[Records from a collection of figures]
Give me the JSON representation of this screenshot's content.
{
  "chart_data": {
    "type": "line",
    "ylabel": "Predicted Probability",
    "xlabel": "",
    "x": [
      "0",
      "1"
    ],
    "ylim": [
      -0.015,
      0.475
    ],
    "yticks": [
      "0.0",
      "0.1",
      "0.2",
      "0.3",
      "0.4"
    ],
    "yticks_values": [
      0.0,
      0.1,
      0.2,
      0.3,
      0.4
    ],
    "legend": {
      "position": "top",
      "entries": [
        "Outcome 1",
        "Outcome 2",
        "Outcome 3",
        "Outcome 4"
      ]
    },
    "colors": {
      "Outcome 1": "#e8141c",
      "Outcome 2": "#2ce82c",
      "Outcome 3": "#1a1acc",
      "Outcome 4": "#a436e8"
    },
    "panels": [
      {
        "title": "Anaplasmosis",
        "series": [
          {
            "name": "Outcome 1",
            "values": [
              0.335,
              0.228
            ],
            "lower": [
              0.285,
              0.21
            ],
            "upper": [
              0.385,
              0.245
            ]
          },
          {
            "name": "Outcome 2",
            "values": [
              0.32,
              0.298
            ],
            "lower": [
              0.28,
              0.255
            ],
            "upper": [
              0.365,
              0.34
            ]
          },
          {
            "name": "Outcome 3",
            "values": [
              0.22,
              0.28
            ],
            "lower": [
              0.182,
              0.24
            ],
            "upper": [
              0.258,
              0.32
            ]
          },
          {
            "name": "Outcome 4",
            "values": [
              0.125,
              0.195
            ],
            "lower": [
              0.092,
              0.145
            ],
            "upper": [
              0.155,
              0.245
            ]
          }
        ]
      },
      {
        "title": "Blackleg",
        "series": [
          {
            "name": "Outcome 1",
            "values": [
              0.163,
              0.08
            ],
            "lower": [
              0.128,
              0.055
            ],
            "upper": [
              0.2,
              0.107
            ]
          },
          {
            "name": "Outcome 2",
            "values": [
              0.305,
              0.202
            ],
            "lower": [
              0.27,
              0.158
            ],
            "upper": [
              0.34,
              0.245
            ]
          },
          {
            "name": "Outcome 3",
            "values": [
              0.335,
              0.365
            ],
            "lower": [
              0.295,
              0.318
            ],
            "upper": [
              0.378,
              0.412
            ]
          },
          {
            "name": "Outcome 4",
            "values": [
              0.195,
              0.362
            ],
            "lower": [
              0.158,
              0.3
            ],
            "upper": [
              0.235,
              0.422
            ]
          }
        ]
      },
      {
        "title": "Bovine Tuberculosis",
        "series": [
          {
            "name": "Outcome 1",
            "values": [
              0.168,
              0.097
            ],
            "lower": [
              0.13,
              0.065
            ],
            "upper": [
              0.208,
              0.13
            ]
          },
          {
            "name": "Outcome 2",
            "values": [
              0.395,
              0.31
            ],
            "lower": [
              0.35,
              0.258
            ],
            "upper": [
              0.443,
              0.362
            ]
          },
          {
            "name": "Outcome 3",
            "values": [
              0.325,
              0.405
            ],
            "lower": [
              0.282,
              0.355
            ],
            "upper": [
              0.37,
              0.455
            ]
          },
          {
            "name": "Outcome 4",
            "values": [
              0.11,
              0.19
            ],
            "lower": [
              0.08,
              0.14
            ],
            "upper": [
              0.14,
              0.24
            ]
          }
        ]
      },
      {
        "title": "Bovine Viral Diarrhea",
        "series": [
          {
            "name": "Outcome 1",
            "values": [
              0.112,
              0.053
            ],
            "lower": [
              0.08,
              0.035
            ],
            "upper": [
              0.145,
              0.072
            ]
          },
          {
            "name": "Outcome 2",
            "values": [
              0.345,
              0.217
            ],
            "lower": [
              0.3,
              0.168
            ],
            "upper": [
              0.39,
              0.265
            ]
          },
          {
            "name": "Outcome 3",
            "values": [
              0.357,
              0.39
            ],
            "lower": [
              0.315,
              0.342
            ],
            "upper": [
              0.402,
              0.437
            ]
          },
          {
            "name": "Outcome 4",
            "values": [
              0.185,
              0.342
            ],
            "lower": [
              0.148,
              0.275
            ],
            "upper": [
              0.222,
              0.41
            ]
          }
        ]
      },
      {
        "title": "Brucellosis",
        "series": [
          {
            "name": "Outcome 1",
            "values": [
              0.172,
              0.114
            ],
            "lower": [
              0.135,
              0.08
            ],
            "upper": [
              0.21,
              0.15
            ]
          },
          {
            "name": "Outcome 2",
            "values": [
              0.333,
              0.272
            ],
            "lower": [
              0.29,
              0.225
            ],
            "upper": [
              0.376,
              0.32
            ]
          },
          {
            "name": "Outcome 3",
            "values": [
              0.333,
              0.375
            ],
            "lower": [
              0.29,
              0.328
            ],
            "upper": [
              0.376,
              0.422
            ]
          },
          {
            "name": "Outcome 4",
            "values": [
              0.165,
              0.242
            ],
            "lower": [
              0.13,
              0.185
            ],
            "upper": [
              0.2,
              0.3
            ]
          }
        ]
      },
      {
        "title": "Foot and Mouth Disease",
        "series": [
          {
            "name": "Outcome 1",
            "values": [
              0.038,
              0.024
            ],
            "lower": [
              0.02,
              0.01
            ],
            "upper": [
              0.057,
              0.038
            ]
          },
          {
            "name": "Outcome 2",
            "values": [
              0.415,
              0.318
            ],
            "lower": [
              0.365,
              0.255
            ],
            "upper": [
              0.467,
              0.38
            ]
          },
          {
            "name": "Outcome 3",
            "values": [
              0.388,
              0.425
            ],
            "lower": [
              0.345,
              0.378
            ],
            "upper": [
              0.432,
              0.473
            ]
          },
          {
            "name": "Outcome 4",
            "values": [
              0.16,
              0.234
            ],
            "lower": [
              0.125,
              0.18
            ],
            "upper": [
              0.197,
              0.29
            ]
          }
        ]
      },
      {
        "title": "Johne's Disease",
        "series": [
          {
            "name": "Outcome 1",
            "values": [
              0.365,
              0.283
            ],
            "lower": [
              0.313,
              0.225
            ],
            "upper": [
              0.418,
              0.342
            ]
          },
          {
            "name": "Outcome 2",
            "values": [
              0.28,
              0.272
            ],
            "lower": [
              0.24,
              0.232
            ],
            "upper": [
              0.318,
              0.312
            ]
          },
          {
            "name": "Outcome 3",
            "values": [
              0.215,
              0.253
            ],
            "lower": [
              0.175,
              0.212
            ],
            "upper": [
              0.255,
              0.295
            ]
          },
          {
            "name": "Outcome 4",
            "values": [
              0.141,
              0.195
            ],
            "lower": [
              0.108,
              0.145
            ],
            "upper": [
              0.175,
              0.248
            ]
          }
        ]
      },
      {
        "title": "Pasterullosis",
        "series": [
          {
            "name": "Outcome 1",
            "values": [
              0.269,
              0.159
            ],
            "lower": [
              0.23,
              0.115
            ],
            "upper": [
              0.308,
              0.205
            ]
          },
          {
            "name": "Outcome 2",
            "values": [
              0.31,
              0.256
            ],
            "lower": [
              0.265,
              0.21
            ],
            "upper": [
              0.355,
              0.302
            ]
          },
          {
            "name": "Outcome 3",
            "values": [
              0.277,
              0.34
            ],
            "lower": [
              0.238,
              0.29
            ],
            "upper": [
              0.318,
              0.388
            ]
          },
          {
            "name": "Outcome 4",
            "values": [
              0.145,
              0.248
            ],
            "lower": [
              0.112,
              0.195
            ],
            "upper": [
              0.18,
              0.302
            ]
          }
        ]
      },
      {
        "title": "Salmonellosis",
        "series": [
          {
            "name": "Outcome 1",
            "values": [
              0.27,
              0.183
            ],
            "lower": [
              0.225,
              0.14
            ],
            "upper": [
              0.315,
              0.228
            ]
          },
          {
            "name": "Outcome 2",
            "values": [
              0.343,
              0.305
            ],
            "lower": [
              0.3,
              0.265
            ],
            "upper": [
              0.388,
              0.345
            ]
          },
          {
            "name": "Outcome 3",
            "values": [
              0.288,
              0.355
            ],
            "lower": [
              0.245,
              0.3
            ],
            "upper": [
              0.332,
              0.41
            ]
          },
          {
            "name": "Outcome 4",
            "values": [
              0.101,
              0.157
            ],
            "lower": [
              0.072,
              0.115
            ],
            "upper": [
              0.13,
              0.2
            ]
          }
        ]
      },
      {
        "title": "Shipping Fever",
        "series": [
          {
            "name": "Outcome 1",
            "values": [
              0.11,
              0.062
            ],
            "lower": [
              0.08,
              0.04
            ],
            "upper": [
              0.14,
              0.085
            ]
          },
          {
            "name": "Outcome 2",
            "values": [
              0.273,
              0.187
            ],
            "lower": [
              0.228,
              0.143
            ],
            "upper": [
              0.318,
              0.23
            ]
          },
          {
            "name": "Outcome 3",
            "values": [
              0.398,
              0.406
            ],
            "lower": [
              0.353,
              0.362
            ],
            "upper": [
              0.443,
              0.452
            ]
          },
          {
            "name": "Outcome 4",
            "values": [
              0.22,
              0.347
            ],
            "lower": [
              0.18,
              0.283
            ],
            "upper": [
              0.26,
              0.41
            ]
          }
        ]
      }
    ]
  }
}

Required action =
Each line holding the word "Bovine" must be copied from the data.

Written solution =
        "title": "Bovine Tuberculosis",
        "title": "Bovine Viral Diarrhea",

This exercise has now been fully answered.